-- begin --
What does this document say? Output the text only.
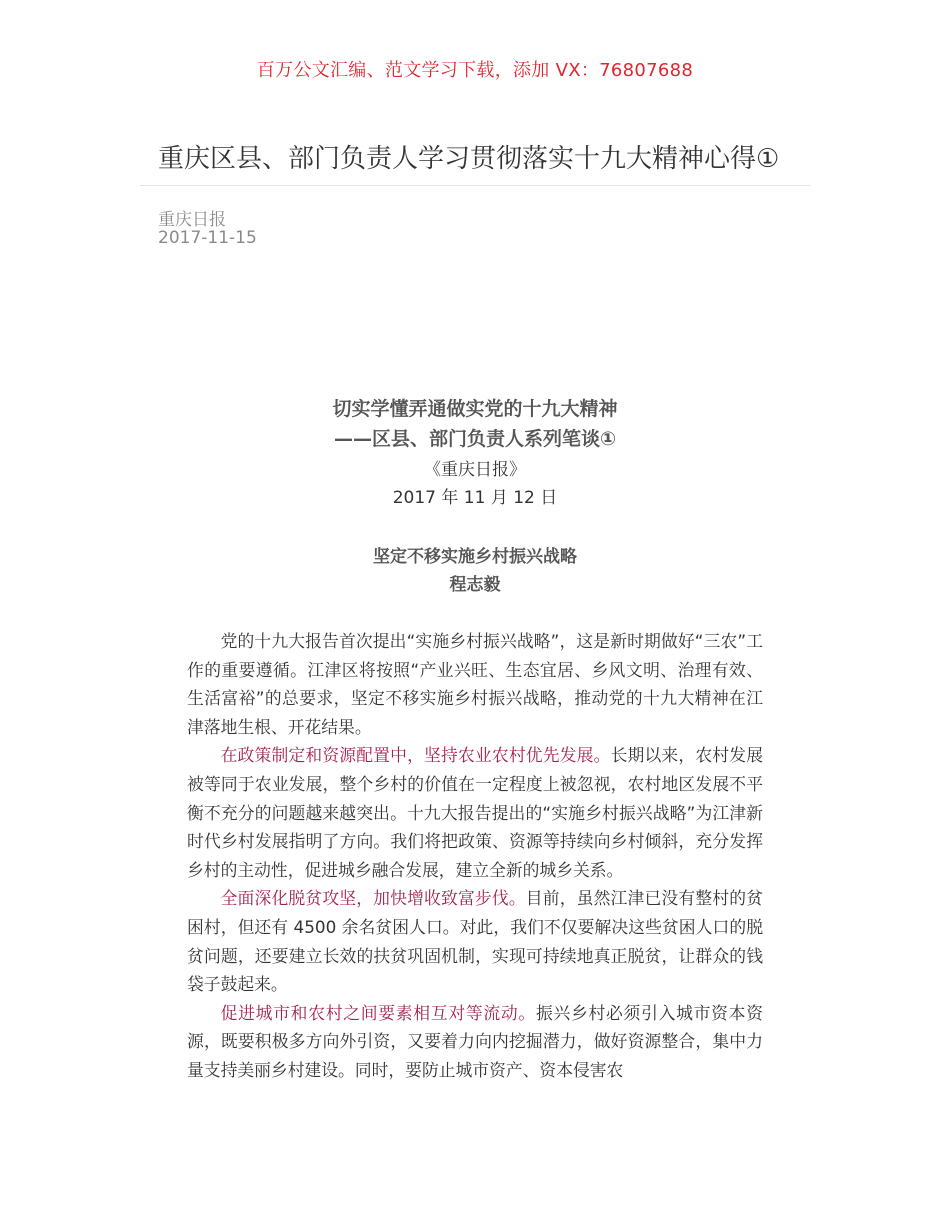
百万公文汇编、范文学习下载，添加 VX：76807688
重庆区县、部门负责人学习贯彻落实十九大精神心得①
重庆日报
2017-11-15
切实学懂弄通做实党的十九大精神
——区县、部门负责人系列笔谈①
《重庆日报》
2017 年 11 月 12 日
坚定不移实施乡村振兴战略
程志毅

党的十九大报告首次提出“实施乡村振兴战略”，这是新时期做好“三农”工作的重要遵循。江津区将按照“产业兴旺、生态宜居、乡风文明、治理有效、生活富裕”的总要求，坚定不移实施乡村振兴战略，推动党的十九大精神在江津落地生根、开花结果。

在政策制定和资源配置中，坚持农业农村优先发展。长期以来，农村发展被等同于农业发展，整个乡村的价值在一定程度上被忽视，农村地区发展不平衡不充分的问题越来越突出。十九大报告提出的“实施乡村振兴战略”为江津新时代乡村发展指明了方向。我们将把政策、资源等持续向乡村倾斜，充分发挥乡村的主动性，促进城乡融合发展，建立全新的城乡关系。

全面深化脱贫攻坚，加快增收致富步伐。目前，虽然江津已没有整村的贫困村，但还有 4500 余名贫困人口。对此，我们不仅要解决这些贫困人口的脱贫问题，还要建立长效的扶贫巩固机制，实现可持续地真正脱贫，让群众的钱袋子鼓起来。

促进城市和农村之间要素相互对等流动。振兴乡村必须引入城市资本资源，既要积极多方向外引资，又要着力向内挖掘潜力，做好资源整合，集中力量支持美丽乡村建设。同时，要防止城市资产、资本侵害农
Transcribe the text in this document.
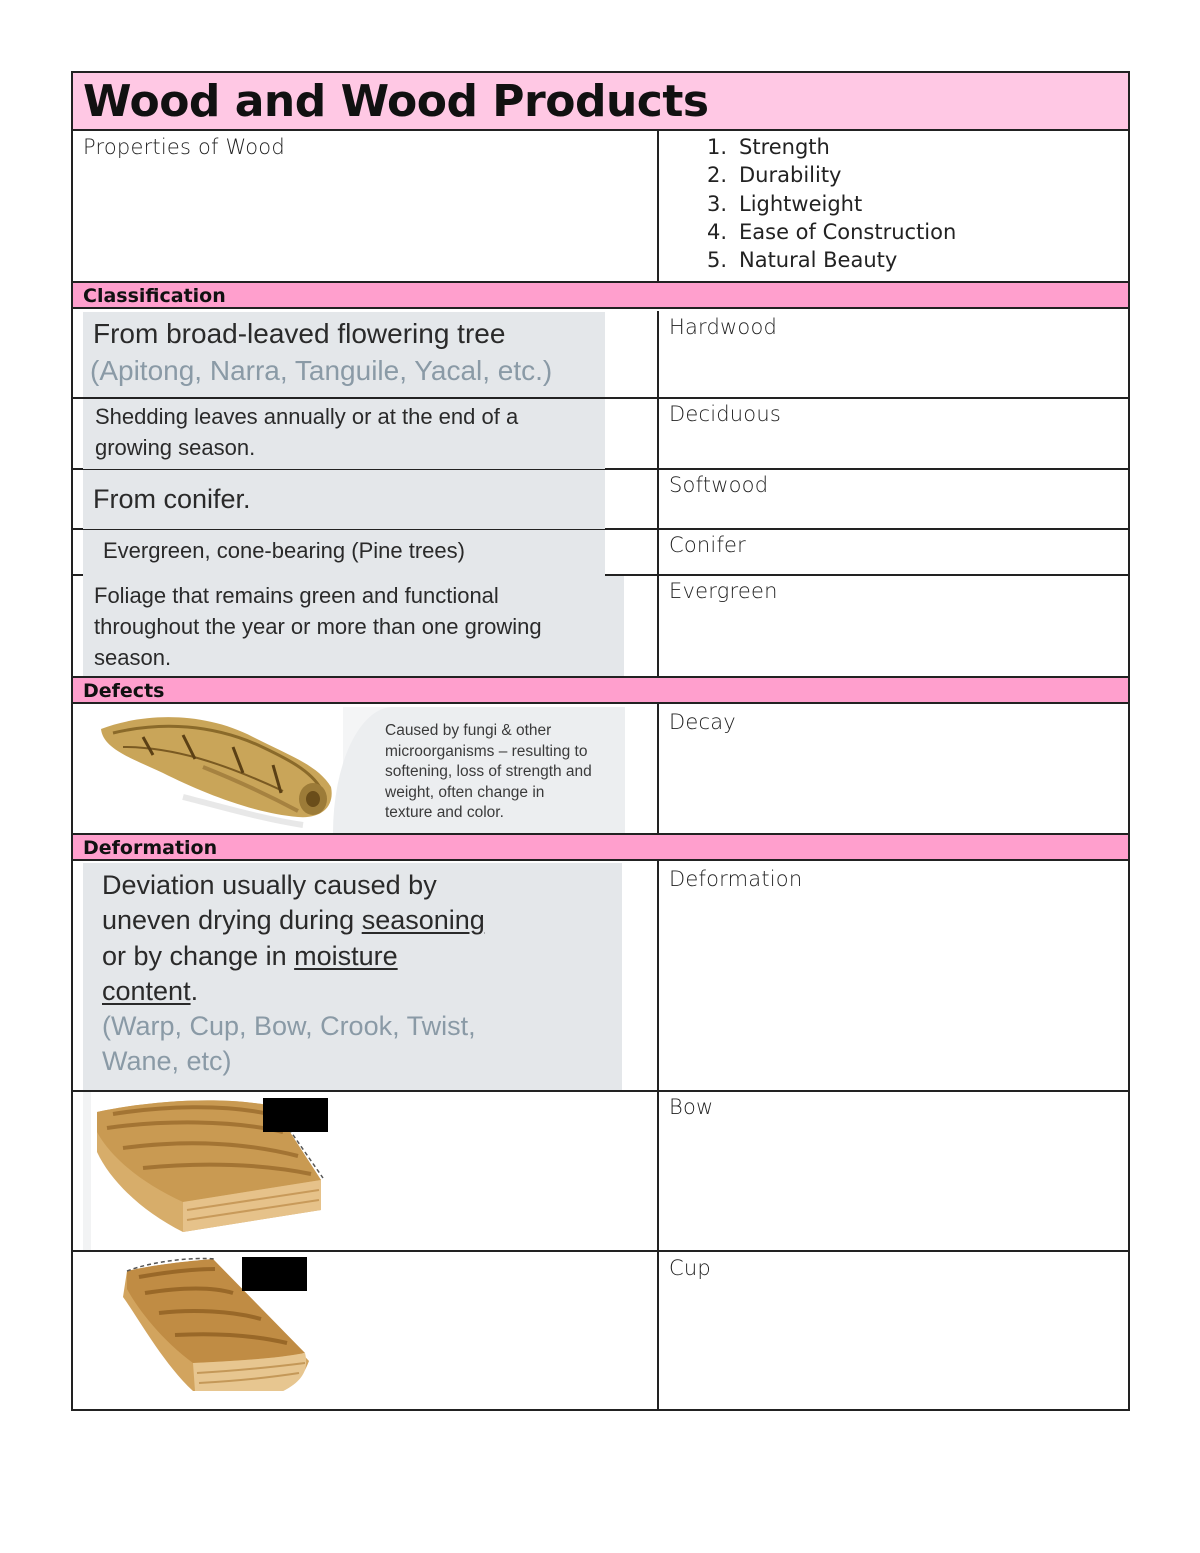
Wood and Wood Products
Properties of Wood	1. Strength
2. Durability
3. Lightweight
4. Ease of Construction
5. Natural Beauty
Classification
Hardwood
Deciduous
Softwood
Conifer
Evergreen
From broad-leaved flowering tree
(Apitong, Narra, Tanguile, Yacal, etc.)
Shedding leaves annually or at the end of a
growing season.
From conifer.
Evergreen, cone-bearing (Pine trees)
Foliage that remains green and functional
throughout the year or more than one growing
season.
Defects
Decay
Caused by fungi & other
microorganisms – resulting to
softening, loss of strength and
weight, often change in
texture and color.
Deformation
Deformation
Deviation usually caused by
uneven drying during seasoning
or by change in moisture
content.
(Warp, Cup, Bow, Crook, Twist,
Wane, etc)
Bow
Cup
-- end --
■ WHAT TO DO ■
Each line in the records above should be reproduced exactly; images are not copied.

■ THE OUTPUT ■
What does this document say? Output the text only.
百万公文汇编、范文学习下载，添加 VX：76807688
重庆区县、部门负责人学习贯彻落实十九大精神心得①
重庆日报
2017-11-15
切实学懂弄通做实党的十九大精神
——区县、部门负责人系列笔谈①
《重庆日报》
2017 年 11 月 12 日
坚定不移实施乡村振兴战略
程志毅

党的十九大报告首次提出“实施乡村振兴战略”，这是新时期做好“三农”工作的重要遵循。江津区将按照“产业兴旺、生态宜居、乡风文明、治理有效、生活富裕”的总要求，坚定不移实施乡村振兴战略，推动党的十九大精神在江津落地生根、开花结果。

在政策制定和资源配置中，坚持农业农村优先发展。长期以来，农村发展被等同于农业发展，整个乡村的价值在一定程度上被忽视，农村地区发展不平衡不充分的问题越来越突出。十九大报告提出的“实施乡村振兴战略”为江津新时代乡村发展指明了方向。我们将把政策、资源等持续向乡村倾斜，充分发挥乡村的主动性，促进城乡融合发展，建立全新的城乡关系。

全面深化脱贫攻坚，加快增收致富步伐。目前，虽然江津已没有整村的贫困村，但还有 4500 余名贫困人口。对此，我们不仅要解决这些贫困人口的脱贫问题，还要建立长效的扶贫巩固机制，实现可持续地真正脱贫，让群众的钱袋子鼓起来。

促进城市和农村之间要素相互对等流动。振兴乡村必须引入城市资本资源，既要积极多方向外引资，又要着力向内挖掘潜力，做好资源整合，集中力量支持美丽乡村建设。同时，要防止城市资产、资本侵害农
Transcribe the text in this document.
Wood and Wood Products
Properties of Wood	1. Strength
2. Durability
3. Lightweight
4. Ease of Construction
5. Natural Beauty
Classification
Hardwood
Deciduous
Softwood
Conifer
Evergreen
From broad-leaved flowering tree
(Apitong, Narra, Tanguile, Yacal, etc.)
Shedding leaves annually or at the end of a
growing season.
From conifer.
Evergreen, cone-bearing (Pine trees)
Foliage that remains green and functional
throughout the year or more than one growing
season.
Defects
Decay
Caused by fungi & other
microorganisms – resulting to
softening, loss of strength and
weight, often change in
texture and color.
Deformation
Deformation
Deviation usually caused by
uneven drying during seasoning
or by change in moisture
content.
(Warp, Cup, Bow, Crook, Twist,
Wane, etc)
Bow
Cup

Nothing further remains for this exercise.